*Exercise requirements*
Quote word for word the lines from the one containing "Patent image size: (1020, 503)." through the one containing "The upper surface 28U is at (265, 272).", including both of those lines.
────────────────────
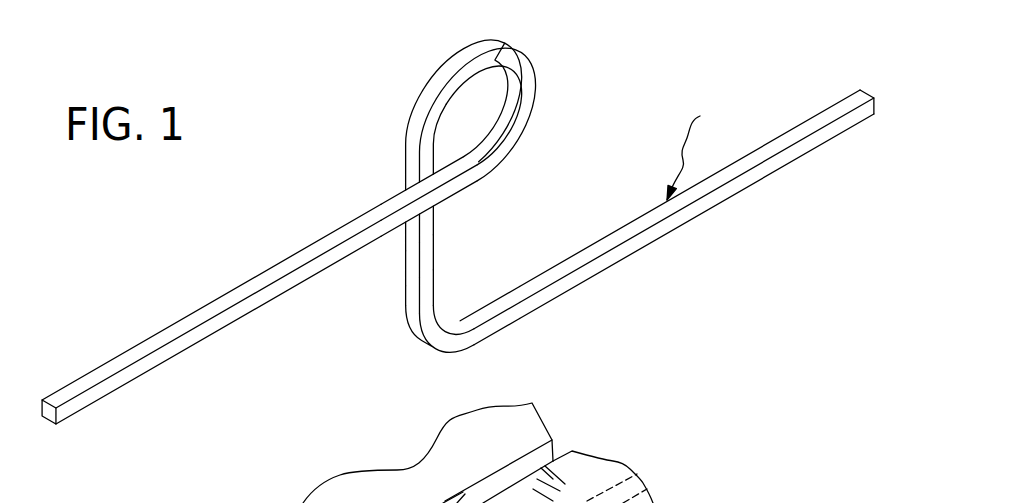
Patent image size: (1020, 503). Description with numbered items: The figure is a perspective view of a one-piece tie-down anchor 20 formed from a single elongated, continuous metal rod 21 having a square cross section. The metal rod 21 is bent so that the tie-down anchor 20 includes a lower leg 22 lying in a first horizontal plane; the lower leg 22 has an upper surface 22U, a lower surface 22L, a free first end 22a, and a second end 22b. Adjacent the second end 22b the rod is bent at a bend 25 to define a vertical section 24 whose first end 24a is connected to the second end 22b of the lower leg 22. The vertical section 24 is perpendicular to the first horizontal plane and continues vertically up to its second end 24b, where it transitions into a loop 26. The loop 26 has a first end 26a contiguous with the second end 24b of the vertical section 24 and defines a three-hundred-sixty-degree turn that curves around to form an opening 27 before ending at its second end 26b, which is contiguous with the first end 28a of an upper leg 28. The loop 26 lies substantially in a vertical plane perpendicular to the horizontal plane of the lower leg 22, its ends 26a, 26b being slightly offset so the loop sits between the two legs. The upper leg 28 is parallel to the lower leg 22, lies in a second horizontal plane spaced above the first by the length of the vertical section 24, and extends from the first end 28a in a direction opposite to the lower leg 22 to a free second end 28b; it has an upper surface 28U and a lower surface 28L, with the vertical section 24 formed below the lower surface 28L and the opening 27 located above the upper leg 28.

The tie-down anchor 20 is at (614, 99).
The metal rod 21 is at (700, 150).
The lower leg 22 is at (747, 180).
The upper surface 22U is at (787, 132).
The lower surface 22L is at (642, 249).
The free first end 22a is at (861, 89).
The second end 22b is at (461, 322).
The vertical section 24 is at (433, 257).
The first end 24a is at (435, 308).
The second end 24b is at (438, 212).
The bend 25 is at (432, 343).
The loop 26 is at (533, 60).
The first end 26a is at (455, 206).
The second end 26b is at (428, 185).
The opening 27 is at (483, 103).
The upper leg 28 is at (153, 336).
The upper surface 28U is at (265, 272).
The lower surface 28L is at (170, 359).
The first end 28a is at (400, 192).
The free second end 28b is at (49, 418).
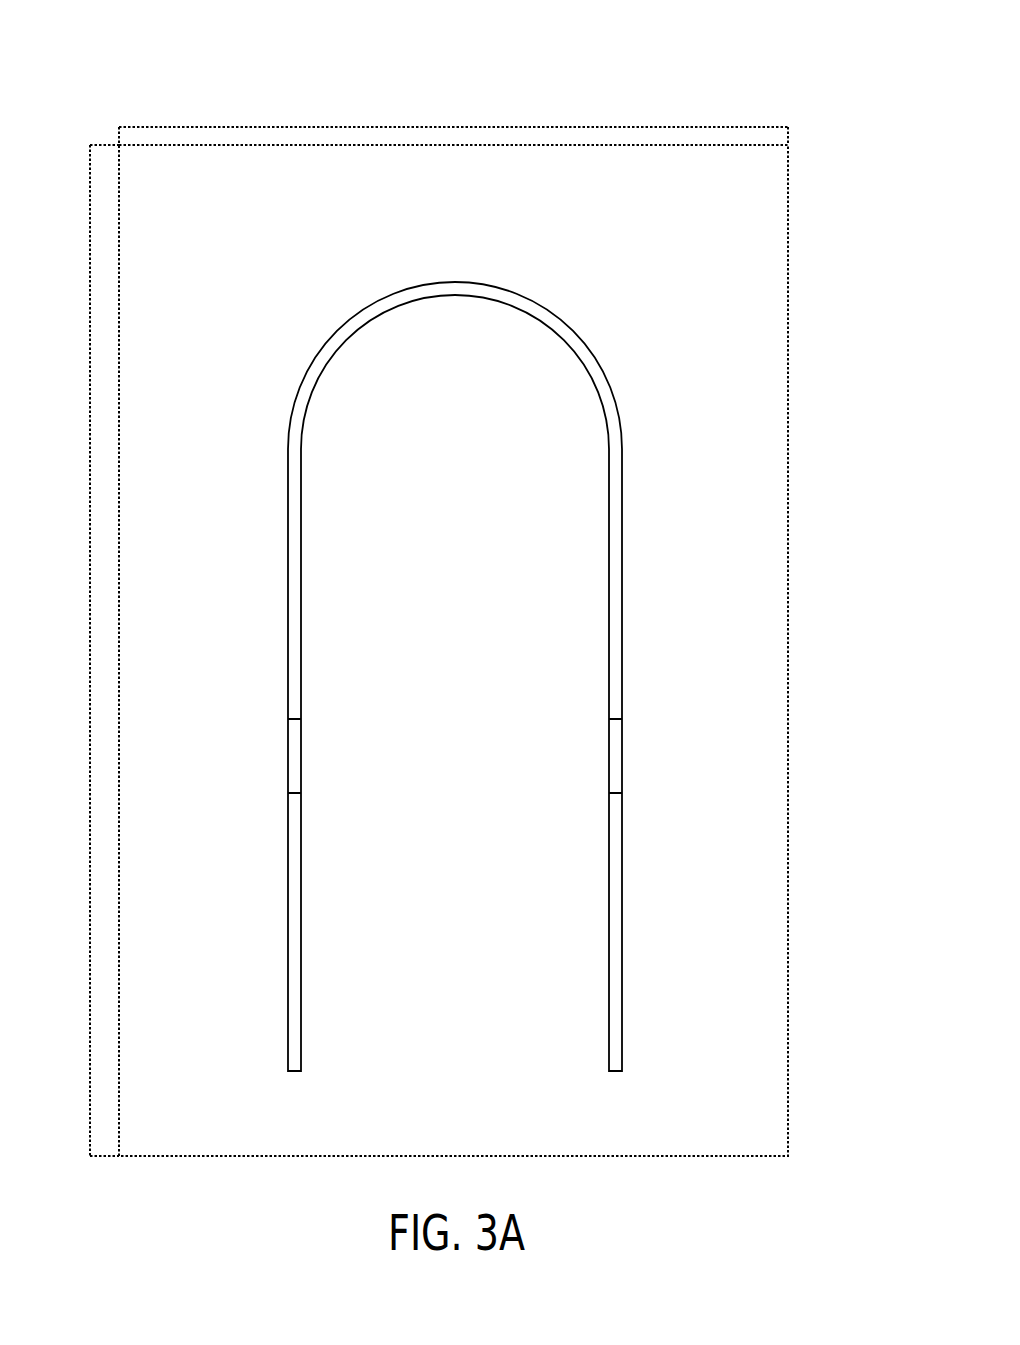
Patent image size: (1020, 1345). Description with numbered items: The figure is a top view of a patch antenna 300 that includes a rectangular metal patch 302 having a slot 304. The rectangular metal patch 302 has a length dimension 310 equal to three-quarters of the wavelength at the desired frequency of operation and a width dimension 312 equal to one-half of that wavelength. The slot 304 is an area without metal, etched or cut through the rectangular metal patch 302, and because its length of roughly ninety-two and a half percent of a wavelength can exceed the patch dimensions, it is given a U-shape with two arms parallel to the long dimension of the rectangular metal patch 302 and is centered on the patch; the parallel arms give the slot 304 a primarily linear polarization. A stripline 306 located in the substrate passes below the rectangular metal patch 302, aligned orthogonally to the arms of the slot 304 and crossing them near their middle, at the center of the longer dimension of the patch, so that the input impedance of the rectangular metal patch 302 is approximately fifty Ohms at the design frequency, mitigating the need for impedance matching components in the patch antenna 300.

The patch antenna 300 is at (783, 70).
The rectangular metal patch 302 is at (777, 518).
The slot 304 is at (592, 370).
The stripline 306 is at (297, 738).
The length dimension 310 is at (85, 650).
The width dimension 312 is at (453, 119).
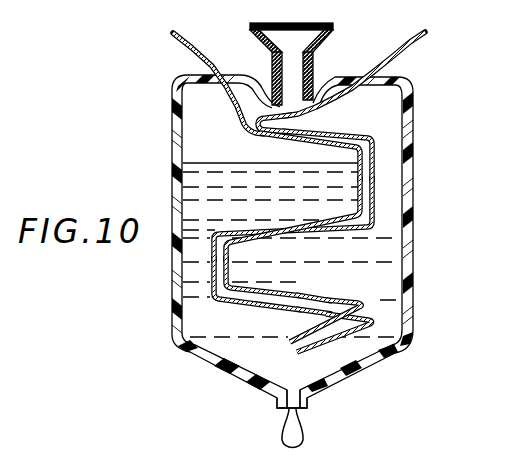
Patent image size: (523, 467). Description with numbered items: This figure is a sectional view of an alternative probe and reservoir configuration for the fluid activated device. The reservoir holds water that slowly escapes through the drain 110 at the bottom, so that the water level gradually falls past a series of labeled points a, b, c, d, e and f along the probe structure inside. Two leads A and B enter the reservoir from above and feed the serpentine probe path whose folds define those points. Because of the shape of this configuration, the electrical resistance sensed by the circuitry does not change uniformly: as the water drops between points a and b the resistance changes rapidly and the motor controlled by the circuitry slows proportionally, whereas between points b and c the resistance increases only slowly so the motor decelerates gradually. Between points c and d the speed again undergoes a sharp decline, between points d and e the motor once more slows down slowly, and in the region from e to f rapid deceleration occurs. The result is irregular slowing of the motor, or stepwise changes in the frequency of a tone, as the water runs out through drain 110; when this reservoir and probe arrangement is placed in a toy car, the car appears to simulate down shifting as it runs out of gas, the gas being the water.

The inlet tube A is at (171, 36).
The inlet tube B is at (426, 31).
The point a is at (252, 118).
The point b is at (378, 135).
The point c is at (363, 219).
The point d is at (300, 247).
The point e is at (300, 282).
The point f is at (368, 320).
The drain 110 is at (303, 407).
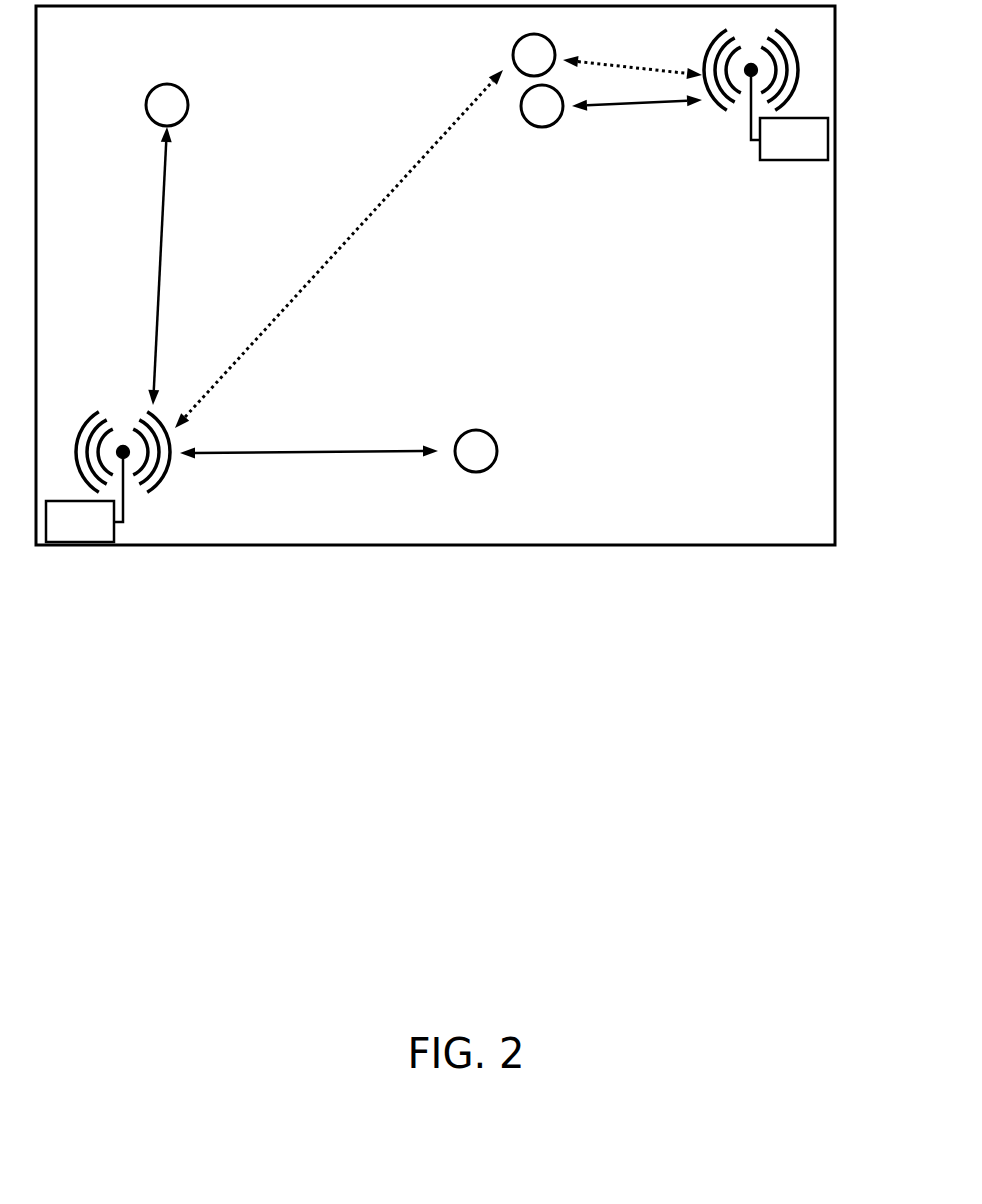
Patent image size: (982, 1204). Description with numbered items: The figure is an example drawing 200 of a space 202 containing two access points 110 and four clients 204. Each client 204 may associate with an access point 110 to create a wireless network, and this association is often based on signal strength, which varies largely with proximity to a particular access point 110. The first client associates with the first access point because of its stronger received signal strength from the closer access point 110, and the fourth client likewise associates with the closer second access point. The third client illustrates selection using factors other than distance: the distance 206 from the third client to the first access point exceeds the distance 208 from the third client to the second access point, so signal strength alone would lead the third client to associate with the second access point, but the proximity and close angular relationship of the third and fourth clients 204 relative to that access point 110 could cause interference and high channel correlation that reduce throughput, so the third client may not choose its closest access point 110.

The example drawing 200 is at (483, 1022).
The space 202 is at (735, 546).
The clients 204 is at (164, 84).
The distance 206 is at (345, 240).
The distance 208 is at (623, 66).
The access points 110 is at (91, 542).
────────────────────
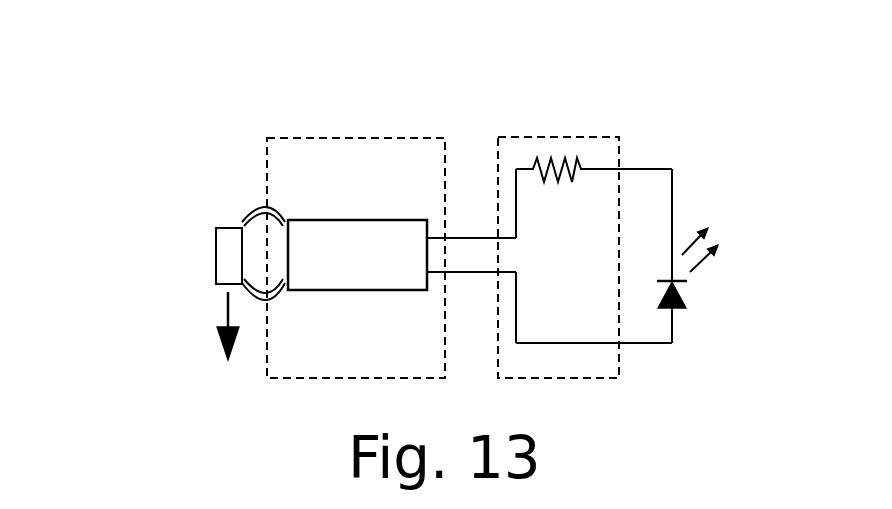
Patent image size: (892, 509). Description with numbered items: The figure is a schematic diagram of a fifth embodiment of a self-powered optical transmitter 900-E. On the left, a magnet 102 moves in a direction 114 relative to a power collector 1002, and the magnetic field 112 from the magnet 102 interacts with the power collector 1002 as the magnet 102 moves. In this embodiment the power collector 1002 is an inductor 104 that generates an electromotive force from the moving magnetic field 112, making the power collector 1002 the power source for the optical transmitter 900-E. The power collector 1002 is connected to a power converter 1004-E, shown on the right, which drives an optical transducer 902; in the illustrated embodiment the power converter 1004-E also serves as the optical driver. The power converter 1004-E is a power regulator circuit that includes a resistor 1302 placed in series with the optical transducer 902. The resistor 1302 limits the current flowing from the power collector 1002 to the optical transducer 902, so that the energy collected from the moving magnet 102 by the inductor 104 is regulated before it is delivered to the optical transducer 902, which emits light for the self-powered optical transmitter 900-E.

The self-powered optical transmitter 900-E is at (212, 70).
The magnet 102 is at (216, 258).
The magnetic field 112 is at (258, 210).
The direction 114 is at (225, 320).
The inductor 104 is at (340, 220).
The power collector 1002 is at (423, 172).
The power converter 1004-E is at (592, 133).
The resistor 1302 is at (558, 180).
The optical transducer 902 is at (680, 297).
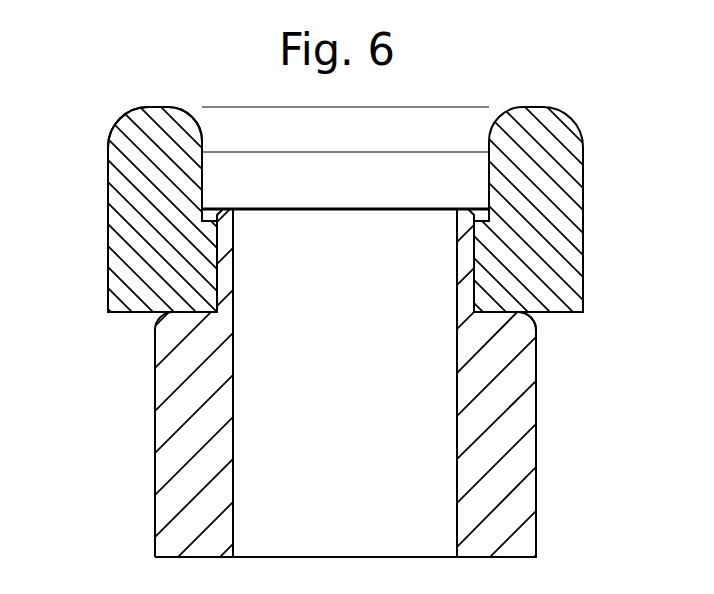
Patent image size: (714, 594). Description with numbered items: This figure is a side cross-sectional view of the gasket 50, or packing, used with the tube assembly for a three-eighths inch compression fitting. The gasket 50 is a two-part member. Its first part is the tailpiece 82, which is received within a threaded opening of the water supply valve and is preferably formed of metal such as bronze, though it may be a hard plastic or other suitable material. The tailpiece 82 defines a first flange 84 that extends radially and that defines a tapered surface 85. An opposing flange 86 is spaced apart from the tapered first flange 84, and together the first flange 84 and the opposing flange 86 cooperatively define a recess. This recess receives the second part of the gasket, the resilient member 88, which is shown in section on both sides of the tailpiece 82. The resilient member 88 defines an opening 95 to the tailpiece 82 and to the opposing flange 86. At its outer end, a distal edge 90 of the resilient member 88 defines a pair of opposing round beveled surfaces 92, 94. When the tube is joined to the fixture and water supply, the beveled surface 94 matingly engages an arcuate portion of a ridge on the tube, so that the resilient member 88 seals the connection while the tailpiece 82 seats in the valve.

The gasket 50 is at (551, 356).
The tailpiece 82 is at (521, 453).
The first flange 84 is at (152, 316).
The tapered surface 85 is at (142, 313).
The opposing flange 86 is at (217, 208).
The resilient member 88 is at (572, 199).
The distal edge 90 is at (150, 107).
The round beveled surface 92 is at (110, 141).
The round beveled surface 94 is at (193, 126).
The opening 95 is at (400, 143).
────────────────────
*Output*
Patent image size: (1020, 503). Description with numbered items: The figure is a perspective view of a one-piece tie-down anchor 20 formed from a single elongated, continuous metal rod 21 having a square cross section. The metal rod 21 is bent so that the tie-down anchor 20 includes a lower leg 22 lying in a first horizontal plane; the lower leg 22 has an upper surface 22U, a lower surface 22L, a free first end 22a, and a second end 22b. Adjacent the second end 22b the rod is bent at a bend 25 to define a vertical section 24 whose first end 24a is connected to the second end 22b of the lower leg 22. The vertical section 24 is perpendicular to the first horizontal plane and continues vertically up to its second end 24b, where it transitions into a loop 26. The loop 26 has a first end 26a contiguous with the second end 24b of the vertical section 24 and defines a three-hundred-sixty-degree turn that curves around to form an opening 27 before ending at its second end 26b, which is contiguous with the first end 28a of an upper leg 28. The loop 26 lies substantially in a vertical plane perpendicular to the horizontal plane of the lower leg 22, its ends 26a, 26b being slightly offset so the loop sits between the two legs. The upper leg 28 is parallel to the lower leg 22, lies in a second horizontal plane spaced above the first by the length of the vertical section 24, and extends from the first end 28a in a direction opposite to the lower leg 22 to a free second end 28b; it has an upper surface 28U and a lower surface 28L, with the vertical section 24 formed below the lower surface 28L and the opening 27 located above the upper leg 28.

The tie-down anchor 20 is at (614, 99).
The metal rod 21 is at (700, 150).
The lower leg 22 is at (747, 180).
The upper surface 22U is at (787, 132).
The lower surface 22L is at (642, 249).
The free first end 22a is at (861, 89).
The second end 22b is at (461, 322).
The vertical section 24 is at (433, 257).
The first end 24a is at (435, 308).
The second end 24b is at (438, 212).
The bend 25 is at (432, 343).
The loop 26 is at (533, 60).
The first end 26a is at (455, 206).
The second end 26b is at (428, 185).
The opening 27 is at (483, 103).
The upper leg 28 is at (153, 336).
The upper surface 28U is at (265, 272).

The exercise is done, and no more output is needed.